═════ Data excerpts ═════

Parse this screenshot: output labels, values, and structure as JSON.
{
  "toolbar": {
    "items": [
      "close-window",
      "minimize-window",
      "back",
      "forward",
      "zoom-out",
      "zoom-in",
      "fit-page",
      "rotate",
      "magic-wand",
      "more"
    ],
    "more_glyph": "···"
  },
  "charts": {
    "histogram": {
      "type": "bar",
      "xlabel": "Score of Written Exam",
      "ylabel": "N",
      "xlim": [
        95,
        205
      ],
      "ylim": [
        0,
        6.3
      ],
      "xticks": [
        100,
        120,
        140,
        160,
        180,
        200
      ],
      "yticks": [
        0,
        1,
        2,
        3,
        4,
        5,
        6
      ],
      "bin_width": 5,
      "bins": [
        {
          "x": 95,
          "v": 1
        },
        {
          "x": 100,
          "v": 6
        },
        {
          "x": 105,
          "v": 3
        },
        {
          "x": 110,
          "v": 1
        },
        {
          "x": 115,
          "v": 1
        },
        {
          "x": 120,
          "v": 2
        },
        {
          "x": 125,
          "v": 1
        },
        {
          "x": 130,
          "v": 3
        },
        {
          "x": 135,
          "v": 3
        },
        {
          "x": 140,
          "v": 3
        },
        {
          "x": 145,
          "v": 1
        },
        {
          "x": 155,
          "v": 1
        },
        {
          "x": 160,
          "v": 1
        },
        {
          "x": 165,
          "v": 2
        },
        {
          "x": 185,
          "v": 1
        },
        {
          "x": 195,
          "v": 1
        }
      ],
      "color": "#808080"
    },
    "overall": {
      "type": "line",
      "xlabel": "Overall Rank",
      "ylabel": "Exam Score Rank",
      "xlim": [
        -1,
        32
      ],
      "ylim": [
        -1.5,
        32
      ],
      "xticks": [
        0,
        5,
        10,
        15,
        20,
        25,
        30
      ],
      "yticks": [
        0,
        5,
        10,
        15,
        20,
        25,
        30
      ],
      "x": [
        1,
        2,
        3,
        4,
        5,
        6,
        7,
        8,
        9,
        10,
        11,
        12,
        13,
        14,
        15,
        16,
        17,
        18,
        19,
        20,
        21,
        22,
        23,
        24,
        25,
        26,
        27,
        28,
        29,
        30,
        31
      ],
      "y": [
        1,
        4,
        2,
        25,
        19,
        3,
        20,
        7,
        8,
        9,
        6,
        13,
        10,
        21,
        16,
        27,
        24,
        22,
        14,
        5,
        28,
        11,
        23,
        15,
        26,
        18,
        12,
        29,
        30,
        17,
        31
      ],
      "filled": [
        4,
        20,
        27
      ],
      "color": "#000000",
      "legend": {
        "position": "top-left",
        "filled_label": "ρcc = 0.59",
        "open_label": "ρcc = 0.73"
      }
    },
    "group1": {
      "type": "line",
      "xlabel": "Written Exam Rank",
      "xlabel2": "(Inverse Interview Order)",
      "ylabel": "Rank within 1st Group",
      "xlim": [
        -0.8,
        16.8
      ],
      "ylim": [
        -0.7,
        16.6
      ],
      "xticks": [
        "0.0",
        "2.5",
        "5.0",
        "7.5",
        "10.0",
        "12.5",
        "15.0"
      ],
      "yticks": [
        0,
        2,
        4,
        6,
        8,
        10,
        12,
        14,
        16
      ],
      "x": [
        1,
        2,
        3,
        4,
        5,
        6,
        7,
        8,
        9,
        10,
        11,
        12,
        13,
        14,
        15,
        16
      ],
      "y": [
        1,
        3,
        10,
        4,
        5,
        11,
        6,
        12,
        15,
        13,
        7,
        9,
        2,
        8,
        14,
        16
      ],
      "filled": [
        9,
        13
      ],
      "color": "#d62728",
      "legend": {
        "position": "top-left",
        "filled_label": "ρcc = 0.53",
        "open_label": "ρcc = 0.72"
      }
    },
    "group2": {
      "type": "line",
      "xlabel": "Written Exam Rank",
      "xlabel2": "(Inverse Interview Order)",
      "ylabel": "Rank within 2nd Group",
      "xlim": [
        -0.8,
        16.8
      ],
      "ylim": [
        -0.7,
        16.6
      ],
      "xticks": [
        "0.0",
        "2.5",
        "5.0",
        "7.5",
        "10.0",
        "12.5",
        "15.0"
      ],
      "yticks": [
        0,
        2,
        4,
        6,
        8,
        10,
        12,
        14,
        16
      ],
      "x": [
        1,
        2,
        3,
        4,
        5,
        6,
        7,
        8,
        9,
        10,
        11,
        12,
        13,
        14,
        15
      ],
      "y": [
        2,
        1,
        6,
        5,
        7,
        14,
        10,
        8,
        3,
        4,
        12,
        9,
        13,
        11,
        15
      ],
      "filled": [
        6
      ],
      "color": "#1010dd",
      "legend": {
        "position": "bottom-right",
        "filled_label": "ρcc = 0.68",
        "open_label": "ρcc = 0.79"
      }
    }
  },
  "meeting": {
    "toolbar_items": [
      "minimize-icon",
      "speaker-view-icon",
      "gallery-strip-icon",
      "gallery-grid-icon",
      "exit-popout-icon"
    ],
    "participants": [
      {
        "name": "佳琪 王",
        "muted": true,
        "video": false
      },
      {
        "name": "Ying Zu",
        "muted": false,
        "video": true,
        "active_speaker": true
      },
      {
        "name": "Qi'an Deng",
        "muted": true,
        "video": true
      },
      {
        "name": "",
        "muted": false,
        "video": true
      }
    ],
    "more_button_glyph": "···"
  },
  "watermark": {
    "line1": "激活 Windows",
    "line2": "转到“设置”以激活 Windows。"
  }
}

═════

Given instruction
Restate every line of the data word for word.

Answer to this problem
Parse this screenshot: output labels, values, and structure as JSON.
{
  "toolbar": {
    "items": [
      "close-window",
      "minimize-window",
      "back",
      "forward",
      "zoom-out",
      "zoom-in",
      "fit-page",
      "rotate",
      "magic-wand",
      "more"
    ],
    "more_glyph": "···"
  },
  "charts": {
    "histogram": {
      "type": "bar",
      "xlabel": "Score of Written Exam",
      "ylabel": "N",
      "xlim": [
        95,
        205
      ],
      "ylim": [
        0,
        6.3
      ],
      "xticks": [
        100,
        120,
        140,
        160,
        180,
        200
      ],
      "yticks": [
        0,
        1,
        2,
        3,
        4,
        5,
        6
      ],
      "bin_width": 5,
      "bins": [
        {
          "x": 95,
          "v": 1
        },
        {
          "x": 100,
          "v": 6
        },
        {
          "x": 105,
          "v": 3
        },
        {
          "x": 110,
          "v": 1
        },
        {
          "x": 115,
          "v": 1
        },
        {
          "x": 120,
          "v": 2
        },
        {
          "x": 125,
          "v": 1
        },
        {
          "x": 130,
          "v": 3
        },
        {
          "x": 135,
          "v": 3
        },
        {
          "x": 140,
          "v": 3
        },
        {
          "x": 145,
          "v": 1
        },
        {
          "x": 155,
          "v": 1
        },
        {
          "x": 160,
          "v": 1
        },
        {
          "x": 165,
          "v": 2
        },
        {
          "x": 185,
          "v": 1
        },
        {
          "x": 195,
          "v": 1
        }
      ],
      "color": "#808080"
    },
    "overall": {
      "type": "line",
      "xlabel": "Overall Rank",
      "ylabel": "Exam Score Rank",
      "xlim": [
        -1,
        32
      ],
      "ylim": [
        -1.5,
        32
      ],
      "xticks": [
        0,
        5,
        10,
        15,
        20,
        25,
        30
      ],
      "yticks": [
        0,
        5,
        10,
        15,
        20,
        25,
        30
      ],
      "x": [
        1,
        2,
        3,
        4,
        5,
        6,
        7,
        8,
        9,
        10,
        11,
        12,
        13,
        14,
        15,
        16,
        17,
        18,
        19,
        20,
        21,
        22,
        23,
        24,
        25,
        26,
        27,
        28,
        29,
        30,
        31
      ],
      "y": [
        1,
        4,
        2,
        25,
        19,
        3,
        20,
        7,
        8,
        9,
        6,
        13,
        10,
        21,
        16,
        27,
        24,
        22,
        14,
        5,
        28,
        11,
        23,
        15,
        26,
        18,
        12,
        29,
        30,
        17,
        31
      ],
      "filled": [
        4,
        20,
        27
      ],
      "color": "#000000",
      "legend": {
        "position": "top-left",
        "filled_label": "ρcc = 0.59",
        "open_label": "ρcc = 0.73"
      }
    },
    "group1": {
      "type": "line",
      "xlabel": "Written Exam Rank",
      "xlabel2": "(Inverse Interview Order)",
      "ylabel": "Rank within 1st Group",
      "xlim": [
        -0.8,
        16.8
      ],
      "ylim": [
        -0.7,
        16.6
      ],
      "xticks": [
        "0.0",
        "2.5",
        "5.0",
        "7.5",
        "10.0",
        "12.5",
        "15.0"
      ],
      "yticks": [
        0,
        2,
        4,
        6,
        8,
        10,
        12,
        14,
        16
      ],
      "x": [
        1,
        2,
        3,
        4,
        5,
        6,
        7,
        8,
        9,
        10,
        11,
        12,
        13,
        14,
        15,
        16
      ],
      "y": [
        1,
        3,
        10,
        4,
        5,
        11,
        6,
        12,
        15,
        13,
        7,
        9,
        2,
        8,
        14,
        16
      ],
      "filled": [
        9,
        13
      ],
      "color": "#d62728",
      "legend": {
        "position": "top-left",
        "filled_label": "ρcc = 0.53",
        "open_label": "ρcc = 0.72"
      }
    },
    "group2": {
      "type": "line",
      "xlabel": "Written Exam Rank",
      "xlabel2": "(Inverse Interview Order)",
      "ylabel": "Rank within 2nd Group",
      "xlim": [
        -0.8,
        16.8
      ],
      "ylim": [
        -0.7,
        16.6
      ],
      "xticks": [
        "0.0",
        "2.5",
        "5.0",
        "7.5",
        "10.0",
        "12.5",
        "15.0"
      ],
      "yticks": [
        0,
        2,
        4,
        6,
        8,
        10,
        12,
        14,
        16
      ],
      "x": [
        1,
        2,
        3,
        4,
        5,
        6,
        7,
        8,
        9,
        10,
        11,
        12,
        13,
        14,
        15
      ],
      "y": [
        2,
        1,
        6,
        5,
        7,
        14,
        10,
        8,
        3,
        4,
        12,
        9,
        13,
        11,
        15
      ],
      "filled": [
        6
      ],
      "color": "#1010dd",
      "legend": {
        "position": "bottom-right",
        "filled_label": "ρcc = 0.68",
        "open_label": "ρcc = 0.79"
      }
    }
  },
  "meeting": {
    "toolbar_items": [
      "minimize-icon",
      "speaker-view-icon",
      "gallery-strip-icon",
      "gallery-grid-icon",
      "exit-popout-icon"
    ],
    "participants": [
      {
        "name": "佳琪 王",
        "muted": true,
        "video": false
      },
      {
        "name": "Ying Zu",
        "muted": false,
        "video": true,
        "active_speaker": true
      },
      {
        "name": "Qi'an Deng",
        "muted": true,
        "video": true
      },
      {
        "name": "",
        "muted": false,
        "video": true
      }
    ],
    "more_button_glyph": "···"
  },
  "watermark": {
    "line1": "激活 Windows",
    "line2": "转到“设置”以激活 Windows。"
  }
}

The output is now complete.